Exercise brief >> Give every entry again, unchanged, and leave its images out.

* START *

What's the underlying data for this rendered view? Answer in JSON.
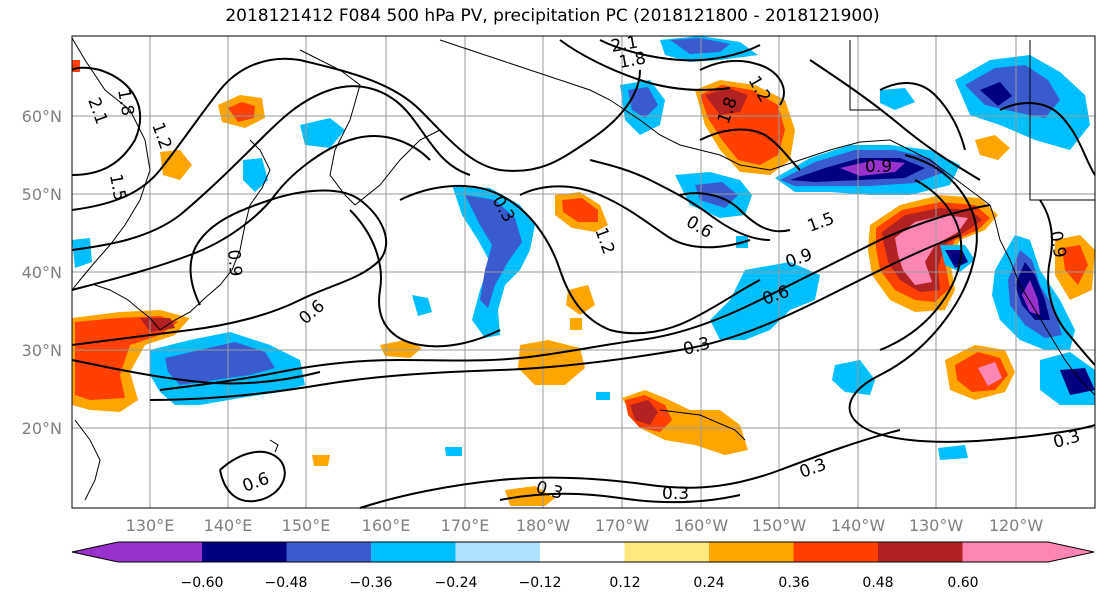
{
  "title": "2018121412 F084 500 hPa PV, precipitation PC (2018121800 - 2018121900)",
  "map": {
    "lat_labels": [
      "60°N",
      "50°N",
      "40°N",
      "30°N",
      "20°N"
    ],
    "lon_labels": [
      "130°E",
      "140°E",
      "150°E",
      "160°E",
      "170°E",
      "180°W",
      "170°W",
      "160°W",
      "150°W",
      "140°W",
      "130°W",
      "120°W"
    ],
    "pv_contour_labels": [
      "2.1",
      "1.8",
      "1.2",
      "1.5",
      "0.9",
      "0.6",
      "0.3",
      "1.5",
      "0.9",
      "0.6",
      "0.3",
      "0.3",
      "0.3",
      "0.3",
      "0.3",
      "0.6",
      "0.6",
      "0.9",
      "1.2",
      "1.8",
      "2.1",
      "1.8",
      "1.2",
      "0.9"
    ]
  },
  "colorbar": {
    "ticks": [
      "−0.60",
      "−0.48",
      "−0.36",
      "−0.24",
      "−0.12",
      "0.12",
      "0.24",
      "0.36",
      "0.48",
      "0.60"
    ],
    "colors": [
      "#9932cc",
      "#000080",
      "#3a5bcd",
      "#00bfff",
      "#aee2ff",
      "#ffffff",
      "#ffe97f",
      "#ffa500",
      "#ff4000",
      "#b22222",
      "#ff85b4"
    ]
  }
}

* END *

Solution >>
What's the underlying data for this rendered view? Answer in JSON.
{
  "title": "2018121412 F084 500 hPa PV, precipitation PC (2018121800 - 2018121900)",
  "map": {
    "lat_labels": [
      "60°N",
      "50°N",
      "40°N",
      "30°N",
      "20°N"
    ],
    "lon_labels": [
      "130°E",
      "140°E",
      "150°E",
      "160°E",
      "170°E",
      "180°W",
      "170°W",
      "160°W",
      "150°W",
      "140°W",
      "130°W",
      "120°W"
    ],
    "pv_contour_labels": [
      "2.1",
      "1.8",
      "1.2",
      "1.5",
      "0.9",
      "0.6",
      "0.3",
      "1.5",
      "0.9",
      "0.6",
      "0.3",
      "0.3",
      "0.3",
      "0.3",
      "0.3",
      "0.6",
      "0.6",
      "0.9",
      "1.2",
      "1.8",
      "2.1",
      "1.8",
      "1.2",
      "0.9"
    ]
  },
  "colorbar": {
    "ticks": [
      "−0.60",
      "−0.48",
      "−0.36",
      "−0.24",
      "−0.12",
      "0.12",
      "0.24",
      "0.36",
      "0.48",
      "0.60"
    ],
    "colors": [
      "#9932cc",
      "#000080",
      "#3a5bcd",
      "#00bfff",
      "#aee2ff",
      "#ffffff",
      "#ffe97f",
      "#ffa500",
      "#ff4000",
      "#b22222",
      "#ff85b4"
    ]
  }
}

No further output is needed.